**** EXTRACTED RECORDS ****
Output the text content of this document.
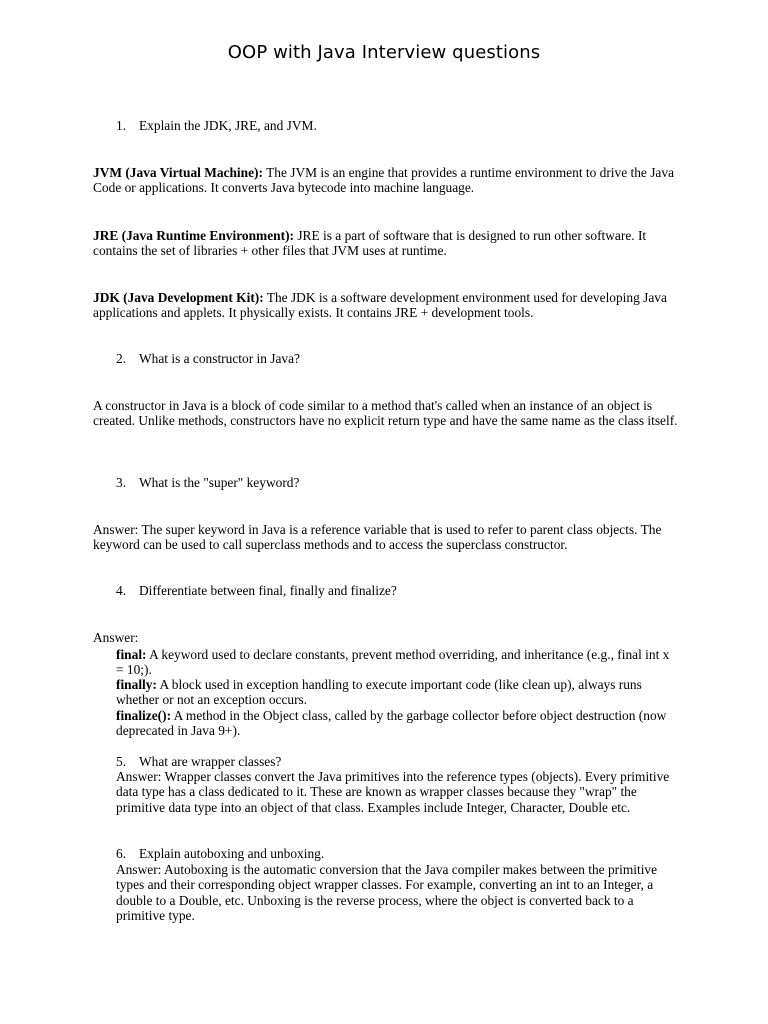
OOP with Java Interview questions
1. Explain the JDK, JRE, and JVM.
JVM (Java Virtual Machine): The JVM is an engine that provides a runtime environment to drive the Java Code or applications. It converts Java bytecode into machine language.
JRE (Java Runtime Environment): JRE is a part of software that is designed to run other software. It contains the set of libraries + other files that JVM uses at runtime.
JDK (Java Development Kit): The JDK is a software development environment used for developing Java applications and applets. It physically exists. It contains JRE + development tools.
2. What is a constructor in Java?
A constructor in Java is a block of code similar to a method that's called when an instance of an object is created. Unlike methods, constructors have no explicit return type and have the same name as the class itself.
3. What is the "super" keyword?
Answer: The super keyword in Java is a reference variable that is used to refer to parent class objects. The keyword can be used to call superclass methods and to access the superclass constructor.
4. Differentiate between final, finally and finalize?
Answer:
final: A keyword used to declare constants, prevent method overriding, and inheritance (e.g., final int x = 10;).
finally: A block used in exception handling to execute important code (like clean up), always runs whether or not an exception occurs.
finalize(): A method in the Object class, called by the garbage collector before object destruction (now deprecated in Java 9+).
5. What are wrapper classes?
Answer: Wrapper classes convert the Java primitives into the reference types (objects). Every primitive data type has a class dedicated to it. These are known as wrapper classes because they "wrap" the primitive data type into an object of that class. Examples include Integer, Character, Double etc.
6. Explain autoboxing and unboxing.
Answer: Autoboxing is the automatic conversion that the Java compiler makes between the primitive types and their corresponding object wrapper classes. For example, converting an int to an Integer, a double to a Double, etc. Unboxing is the reverse process, where the object is converted back to a primitive type.
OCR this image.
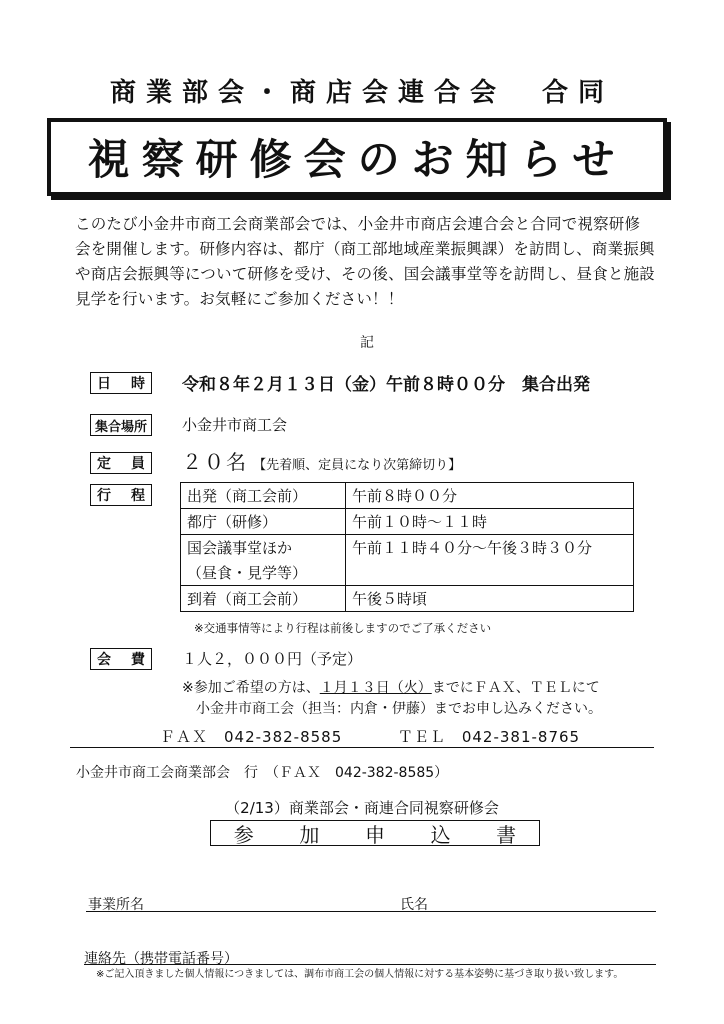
商業部会・商店会連合会　合同
視察研修会のお知らせ
このたび小金井市商工会商業部会では、小金井市商店会連合会と合同で視察研修会を開催します。研修内容は、都庁（商工部地域産業振興課）を訪問し、商業振興や商店会振興等について研修を受け、その後、国会議事堂等を訪問し、昼食と施設見学を行います。お気軽にご参加ください！！
記
日 時 令和８年２月１３日（金）午前８時００分　集合出発
集合場所	小金井市商工会
定 員 ２０名 【先着順、定員になり次第締切り】
行 程	出発（商工会前）	午前８時００分
都庁（研修）	午前１０時～１１時

国会議事堂ほか
（昼食・見学等）	午前１１時４０分～午後３時３０分
到着（商工会前）	午後５時頃
※交通事情等により行程は前後しますのでご了承ください
会 費 １人２，０００円（予定）
※参加ご希望の方は、１月１３日（火）までにＦＡＸ、ＴＥＬにて
小金井市商工会（担当：内倉・伊藤）までお申し込みください。
ＦＡＸ　042-382-8585	ＴＥＬ　042-381-8765
小金井市商工会商業部会　行　（ＦＡＸ　042-382-8585）
（2/13）商業部会・商連合同視察研修会
参 加 申 込 書
事業所名	氏名
連絡先（携帯電話番号）
※ご記入頂きました個人情報につきましては、調布市商工会の個人情報に対する基本姿勢に基づき取り扱い致します。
****
• [EXERCISE GOAL]: Transcribe every entry above exactly. Omit all pictures.

• [RESULT OF THE TASK]:
Output the text content of this document.
OOP with Java Interview questions
1. Explain the JDK, JRE, and JVM.
JVM (Java Virtual Machine): The JVM is an engine that provides a runtime environment to drive the Java Code or applications. It converts Java bytecode into machine language.
JRE (Java Runtime Environment): JRE is a part of software that is designed to run other software. It contains the set of libraries + other files that JVM uses at runtime.
JDK (Java Development Kit): The JDK is a software development environment used for developing Java applications and applets. It physically exists. It contains JRE + development tools.
2. What is a constructor in Java?
A constructor in Java is a block of code similar to a method that's called when an instance of an object is created. Unlike methods, constructors have no explicit return type and have the same name as the class itself.
3. What is the "super" keyword?
Answer: The super keyword in Java is a reference variable that is used to refer to parent class objects. The keyword can be used to call superclass methods and to access the superclass constructor.
4. Differentiate between final, finally and finalize?
Answer:
final: A keyword used to declare constants, prevent method overriding, and inheritance (e.g., final int x = 10;).
finally: A block used in exception handling to execute important code (like clean up), always runs whether or not an exception occurs.
finalize(): A method in the Object class, called by the garbage collector before object destruction (now deprecated in Java 9+).
5. What are wrapper classes?
Answer: Wrapper classes convert the Java primitives into the reference types (objects). Every primitive data type has a class dedicated to it. These are known as wrapper classes because they "wrap" the primitive data type into an object of that class. Examples include Integer, Character, Double etc.
6. Explain autoboxing and unboxing.
Answer: Autoboxing is the automatic conversion that the Java compiler makes between the primitive types and their corresponding object wrapper classes. For example, converting an int to an Integer, a double to a Double, etc. Unboxing is the reverse process, where the object is converted back to a primitive type.
OCR this image.
商業部会・商店会連合会　合同
視察研修会のお知らせ
このたび小金井市商工会商業部会では、小金井市商店会連合会と合同で視察研修会を開催します。研修内容は、都庁（商工部地域産業振興課）を訪問し、商業振興や商店会振興等について研修を受け、その後、国会議事堂等を訪問し、昼食と施設見学を行います。お気軽にご参加ください！！
記
日 時 令和８年２月１３日（金）午前８時００分　集合出発
集合場所	小金井市商工会
定 員 ２０名 【先着順、定員になり次第締切り】
行 程	出発（商工会前）	午前８時００分
都庁（研修）	午前１０時～１１時

国会議事堂ほか
（昼食・見学等）	午前１１時４０分～午後３時３０分
到着（商工会前）	午後５時頃
※交通事情等により行程は前後しますのでご了承ください
会 費 １人２，０００円（予定）
※参加ご希望の方は、１月１３日（火）までにＦＡＸ、ＴＥＬにて
小金井市商工会（担当：内倉・伊藤）までお申し込みください。
ＦＡＸ　042-382-8585	ＴＥＬ　042-381-8765
小金井市商工会商業部会　行　（ＦＡＸ　042-382-8585）
（2/13）商業部会・商連合同視察研修会
参 加 申 込 書
事業所名	氏名
連絡先（携帯電話番号）
※ご記入頂きました個人情報につきましては、調布市商工会の個人情報に対する基本姿勢に基づき取り扱い致します。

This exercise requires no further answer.